PROBLEM DESCRIPTION: Count how many lines have the word "subtitle" in them. Reply with that number by itself.

Items listed in a dataset:

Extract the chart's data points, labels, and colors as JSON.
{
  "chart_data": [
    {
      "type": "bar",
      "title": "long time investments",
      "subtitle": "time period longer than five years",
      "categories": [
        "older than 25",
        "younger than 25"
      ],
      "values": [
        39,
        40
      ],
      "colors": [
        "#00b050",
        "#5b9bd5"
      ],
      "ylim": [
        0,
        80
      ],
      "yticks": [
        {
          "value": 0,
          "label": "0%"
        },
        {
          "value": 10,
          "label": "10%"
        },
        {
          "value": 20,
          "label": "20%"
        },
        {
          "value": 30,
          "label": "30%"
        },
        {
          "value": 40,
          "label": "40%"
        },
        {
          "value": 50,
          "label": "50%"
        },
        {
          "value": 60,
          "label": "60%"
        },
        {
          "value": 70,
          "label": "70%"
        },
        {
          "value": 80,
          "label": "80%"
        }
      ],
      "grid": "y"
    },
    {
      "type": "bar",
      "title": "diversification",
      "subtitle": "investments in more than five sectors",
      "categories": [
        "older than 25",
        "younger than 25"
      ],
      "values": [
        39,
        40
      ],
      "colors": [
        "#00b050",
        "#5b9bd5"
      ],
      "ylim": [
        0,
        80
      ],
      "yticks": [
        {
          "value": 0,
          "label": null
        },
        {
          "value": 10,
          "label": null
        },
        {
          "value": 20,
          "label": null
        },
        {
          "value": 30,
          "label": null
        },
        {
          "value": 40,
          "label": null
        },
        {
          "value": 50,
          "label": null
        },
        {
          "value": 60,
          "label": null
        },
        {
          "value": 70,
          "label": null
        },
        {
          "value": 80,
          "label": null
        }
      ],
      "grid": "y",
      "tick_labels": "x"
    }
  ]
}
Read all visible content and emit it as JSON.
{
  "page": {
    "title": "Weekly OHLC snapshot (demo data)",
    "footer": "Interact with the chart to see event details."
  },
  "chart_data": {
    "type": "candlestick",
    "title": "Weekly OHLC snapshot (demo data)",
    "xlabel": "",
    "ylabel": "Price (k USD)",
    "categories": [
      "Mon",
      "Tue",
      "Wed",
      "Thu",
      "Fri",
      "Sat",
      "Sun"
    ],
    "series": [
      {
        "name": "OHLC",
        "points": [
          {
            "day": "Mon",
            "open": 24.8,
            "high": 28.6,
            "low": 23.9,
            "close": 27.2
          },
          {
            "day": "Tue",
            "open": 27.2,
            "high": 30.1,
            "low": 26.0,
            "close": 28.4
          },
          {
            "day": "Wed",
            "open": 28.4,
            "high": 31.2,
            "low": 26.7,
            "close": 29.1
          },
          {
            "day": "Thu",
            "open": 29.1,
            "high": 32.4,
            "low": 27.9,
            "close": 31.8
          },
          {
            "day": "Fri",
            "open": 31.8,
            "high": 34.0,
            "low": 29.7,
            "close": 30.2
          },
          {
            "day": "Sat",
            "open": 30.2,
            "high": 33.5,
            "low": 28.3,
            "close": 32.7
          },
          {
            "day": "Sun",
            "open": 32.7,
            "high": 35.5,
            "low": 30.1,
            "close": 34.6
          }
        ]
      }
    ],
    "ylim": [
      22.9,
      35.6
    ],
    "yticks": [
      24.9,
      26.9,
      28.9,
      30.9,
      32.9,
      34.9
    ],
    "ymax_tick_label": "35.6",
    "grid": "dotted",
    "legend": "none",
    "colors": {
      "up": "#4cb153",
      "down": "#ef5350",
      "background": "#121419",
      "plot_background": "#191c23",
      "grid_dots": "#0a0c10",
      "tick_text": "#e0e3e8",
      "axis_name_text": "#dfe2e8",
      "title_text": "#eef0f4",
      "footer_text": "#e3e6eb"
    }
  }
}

TASK RESULT: 2